# REQUEST
Show all lines from the data that include the word "abgekühlt".

- - -

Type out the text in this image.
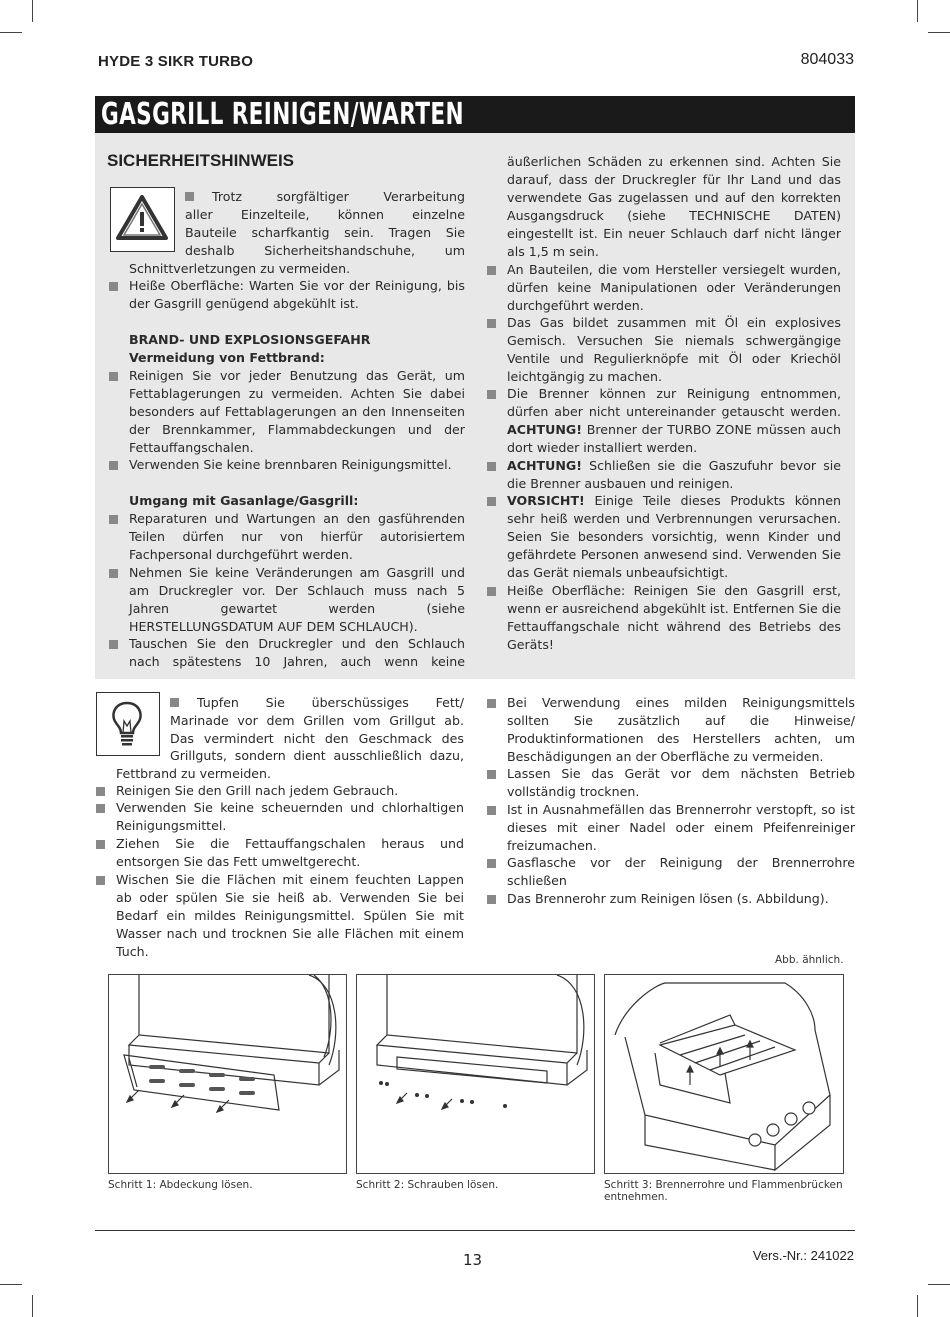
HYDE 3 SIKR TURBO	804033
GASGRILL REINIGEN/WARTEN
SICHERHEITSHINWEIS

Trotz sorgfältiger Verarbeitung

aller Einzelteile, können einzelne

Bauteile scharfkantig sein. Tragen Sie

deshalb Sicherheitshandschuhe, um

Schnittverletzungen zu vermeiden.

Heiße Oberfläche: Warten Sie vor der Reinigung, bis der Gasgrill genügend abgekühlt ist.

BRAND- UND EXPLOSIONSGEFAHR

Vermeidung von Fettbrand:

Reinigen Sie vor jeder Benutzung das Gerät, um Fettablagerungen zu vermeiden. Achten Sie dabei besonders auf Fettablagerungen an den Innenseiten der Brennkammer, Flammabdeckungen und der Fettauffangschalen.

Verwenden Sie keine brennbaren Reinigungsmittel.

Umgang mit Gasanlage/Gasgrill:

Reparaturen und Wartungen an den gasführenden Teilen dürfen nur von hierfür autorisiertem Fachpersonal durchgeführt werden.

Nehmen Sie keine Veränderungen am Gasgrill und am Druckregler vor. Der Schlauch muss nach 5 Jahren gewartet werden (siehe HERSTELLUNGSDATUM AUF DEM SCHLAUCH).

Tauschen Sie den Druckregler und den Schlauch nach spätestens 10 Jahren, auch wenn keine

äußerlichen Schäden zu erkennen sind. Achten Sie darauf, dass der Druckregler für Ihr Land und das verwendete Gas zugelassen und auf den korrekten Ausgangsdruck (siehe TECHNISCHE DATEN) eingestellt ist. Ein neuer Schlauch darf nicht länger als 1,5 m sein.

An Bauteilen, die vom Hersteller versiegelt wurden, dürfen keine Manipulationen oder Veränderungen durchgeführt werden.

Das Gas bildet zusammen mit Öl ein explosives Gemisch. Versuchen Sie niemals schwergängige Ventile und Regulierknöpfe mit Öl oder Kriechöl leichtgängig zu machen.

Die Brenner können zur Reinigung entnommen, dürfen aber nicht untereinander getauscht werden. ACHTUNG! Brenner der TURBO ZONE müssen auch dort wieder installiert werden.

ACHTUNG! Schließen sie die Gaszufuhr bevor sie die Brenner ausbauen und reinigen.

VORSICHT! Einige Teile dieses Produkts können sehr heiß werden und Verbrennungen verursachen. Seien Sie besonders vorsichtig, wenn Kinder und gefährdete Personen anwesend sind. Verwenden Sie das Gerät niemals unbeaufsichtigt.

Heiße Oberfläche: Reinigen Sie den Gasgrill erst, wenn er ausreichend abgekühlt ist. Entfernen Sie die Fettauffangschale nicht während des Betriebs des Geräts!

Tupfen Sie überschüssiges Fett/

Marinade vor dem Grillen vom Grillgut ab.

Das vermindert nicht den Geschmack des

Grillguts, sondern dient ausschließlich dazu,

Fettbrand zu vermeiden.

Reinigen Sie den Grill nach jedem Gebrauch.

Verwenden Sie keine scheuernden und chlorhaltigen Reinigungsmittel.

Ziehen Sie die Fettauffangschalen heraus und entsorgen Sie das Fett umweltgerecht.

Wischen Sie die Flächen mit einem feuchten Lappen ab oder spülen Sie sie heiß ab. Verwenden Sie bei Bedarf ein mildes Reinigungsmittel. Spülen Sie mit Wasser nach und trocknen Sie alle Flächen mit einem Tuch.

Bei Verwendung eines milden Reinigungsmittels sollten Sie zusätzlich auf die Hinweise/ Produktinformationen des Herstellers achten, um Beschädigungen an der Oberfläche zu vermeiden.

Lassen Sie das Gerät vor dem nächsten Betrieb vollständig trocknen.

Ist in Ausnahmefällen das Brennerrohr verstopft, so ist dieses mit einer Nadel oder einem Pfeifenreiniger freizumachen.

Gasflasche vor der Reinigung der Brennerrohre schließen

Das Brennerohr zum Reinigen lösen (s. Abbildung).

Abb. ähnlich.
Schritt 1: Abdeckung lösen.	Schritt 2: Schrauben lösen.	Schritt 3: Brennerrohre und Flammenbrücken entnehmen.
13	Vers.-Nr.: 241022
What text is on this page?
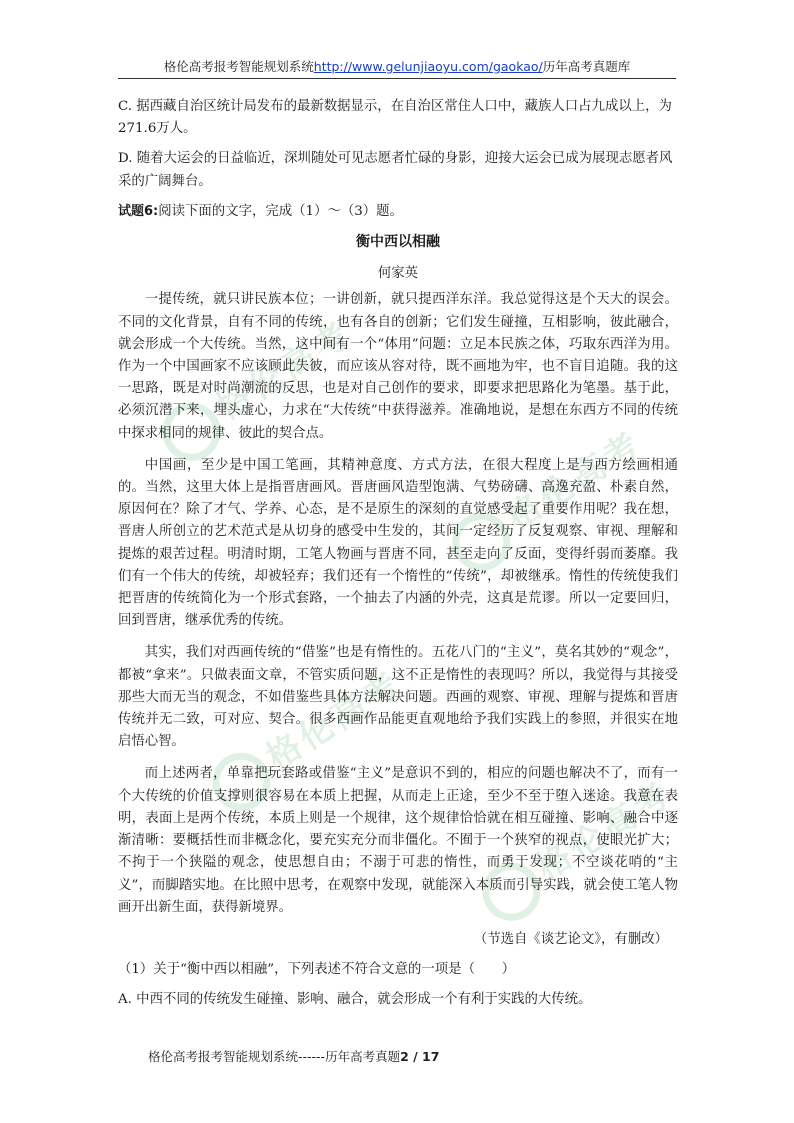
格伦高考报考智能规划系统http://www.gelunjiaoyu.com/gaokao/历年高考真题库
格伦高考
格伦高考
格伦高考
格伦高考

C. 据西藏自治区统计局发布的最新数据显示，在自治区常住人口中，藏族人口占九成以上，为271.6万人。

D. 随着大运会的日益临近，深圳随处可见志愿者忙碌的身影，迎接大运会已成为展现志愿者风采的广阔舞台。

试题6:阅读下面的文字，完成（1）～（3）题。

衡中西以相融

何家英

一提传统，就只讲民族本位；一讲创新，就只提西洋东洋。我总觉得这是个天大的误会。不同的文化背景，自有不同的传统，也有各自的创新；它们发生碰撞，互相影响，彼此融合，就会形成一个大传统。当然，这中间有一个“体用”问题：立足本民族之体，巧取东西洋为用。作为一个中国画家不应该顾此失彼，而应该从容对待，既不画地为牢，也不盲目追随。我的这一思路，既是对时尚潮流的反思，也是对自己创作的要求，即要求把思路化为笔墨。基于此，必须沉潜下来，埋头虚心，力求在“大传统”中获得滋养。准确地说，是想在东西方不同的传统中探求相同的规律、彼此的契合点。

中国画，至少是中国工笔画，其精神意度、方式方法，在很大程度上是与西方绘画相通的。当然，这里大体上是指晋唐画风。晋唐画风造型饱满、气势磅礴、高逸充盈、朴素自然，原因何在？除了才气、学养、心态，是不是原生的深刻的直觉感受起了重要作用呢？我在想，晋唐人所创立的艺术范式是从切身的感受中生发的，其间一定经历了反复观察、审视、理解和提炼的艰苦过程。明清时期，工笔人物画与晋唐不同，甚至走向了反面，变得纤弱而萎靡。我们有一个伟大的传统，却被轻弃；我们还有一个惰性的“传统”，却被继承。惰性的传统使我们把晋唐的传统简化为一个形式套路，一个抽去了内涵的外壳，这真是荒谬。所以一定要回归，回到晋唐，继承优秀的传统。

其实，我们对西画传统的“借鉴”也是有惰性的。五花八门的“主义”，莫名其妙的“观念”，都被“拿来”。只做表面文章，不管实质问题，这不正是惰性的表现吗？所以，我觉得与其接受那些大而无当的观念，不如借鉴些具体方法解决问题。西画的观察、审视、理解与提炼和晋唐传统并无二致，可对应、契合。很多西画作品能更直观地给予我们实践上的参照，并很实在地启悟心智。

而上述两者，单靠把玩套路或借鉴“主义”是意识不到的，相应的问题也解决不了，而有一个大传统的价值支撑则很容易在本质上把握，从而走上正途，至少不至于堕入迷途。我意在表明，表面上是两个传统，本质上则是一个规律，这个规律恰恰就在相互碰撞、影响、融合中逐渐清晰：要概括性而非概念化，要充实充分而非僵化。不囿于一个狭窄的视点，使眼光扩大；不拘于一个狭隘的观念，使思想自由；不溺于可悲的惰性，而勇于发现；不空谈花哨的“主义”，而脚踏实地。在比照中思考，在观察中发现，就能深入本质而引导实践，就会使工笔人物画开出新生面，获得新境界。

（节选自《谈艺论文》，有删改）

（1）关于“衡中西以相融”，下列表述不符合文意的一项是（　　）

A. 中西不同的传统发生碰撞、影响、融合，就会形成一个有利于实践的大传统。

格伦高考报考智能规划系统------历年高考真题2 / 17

- - -

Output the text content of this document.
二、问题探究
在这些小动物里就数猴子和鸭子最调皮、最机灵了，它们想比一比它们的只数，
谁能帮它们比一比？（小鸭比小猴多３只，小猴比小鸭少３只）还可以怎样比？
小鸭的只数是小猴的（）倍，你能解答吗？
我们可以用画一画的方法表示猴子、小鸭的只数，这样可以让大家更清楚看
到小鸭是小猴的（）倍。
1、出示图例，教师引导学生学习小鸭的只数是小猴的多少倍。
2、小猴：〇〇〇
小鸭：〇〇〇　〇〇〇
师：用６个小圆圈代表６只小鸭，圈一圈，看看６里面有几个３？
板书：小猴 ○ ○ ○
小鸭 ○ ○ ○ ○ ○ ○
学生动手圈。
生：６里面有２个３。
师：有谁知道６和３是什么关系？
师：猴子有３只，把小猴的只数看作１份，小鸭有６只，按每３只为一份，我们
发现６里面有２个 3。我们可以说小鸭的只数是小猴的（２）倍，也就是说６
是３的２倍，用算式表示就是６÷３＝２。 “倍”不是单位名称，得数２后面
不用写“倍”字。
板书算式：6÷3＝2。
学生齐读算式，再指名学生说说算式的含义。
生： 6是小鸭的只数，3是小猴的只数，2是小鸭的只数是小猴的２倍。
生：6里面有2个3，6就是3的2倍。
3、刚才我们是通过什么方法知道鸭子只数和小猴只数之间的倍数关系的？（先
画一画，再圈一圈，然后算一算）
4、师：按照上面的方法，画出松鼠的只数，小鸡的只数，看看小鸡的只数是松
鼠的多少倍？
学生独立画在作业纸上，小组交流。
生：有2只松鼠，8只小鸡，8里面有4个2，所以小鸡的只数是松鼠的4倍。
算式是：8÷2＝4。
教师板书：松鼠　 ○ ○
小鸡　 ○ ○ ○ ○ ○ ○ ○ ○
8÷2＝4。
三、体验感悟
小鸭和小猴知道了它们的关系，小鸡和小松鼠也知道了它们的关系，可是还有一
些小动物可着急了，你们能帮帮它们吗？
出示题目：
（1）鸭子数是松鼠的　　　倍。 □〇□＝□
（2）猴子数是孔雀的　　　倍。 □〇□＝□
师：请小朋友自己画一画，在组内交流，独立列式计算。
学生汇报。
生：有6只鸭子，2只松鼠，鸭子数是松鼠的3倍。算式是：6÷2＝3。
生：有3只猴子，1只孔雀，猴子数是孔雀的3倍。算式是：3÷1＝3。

- - -

# TASK ANSWER
Heiße Oberfläche: Warten Sie vor der Reinigung, bis der Gasgrill genügend abgekühlt ist.
Heiße Oberfläche: Reinigen Sie den Gasgrill erst, wenn er ausreichend abgekühlt ist. Entfernen Sie die Fettauffangschale nicht während des Betriebs des Geräts!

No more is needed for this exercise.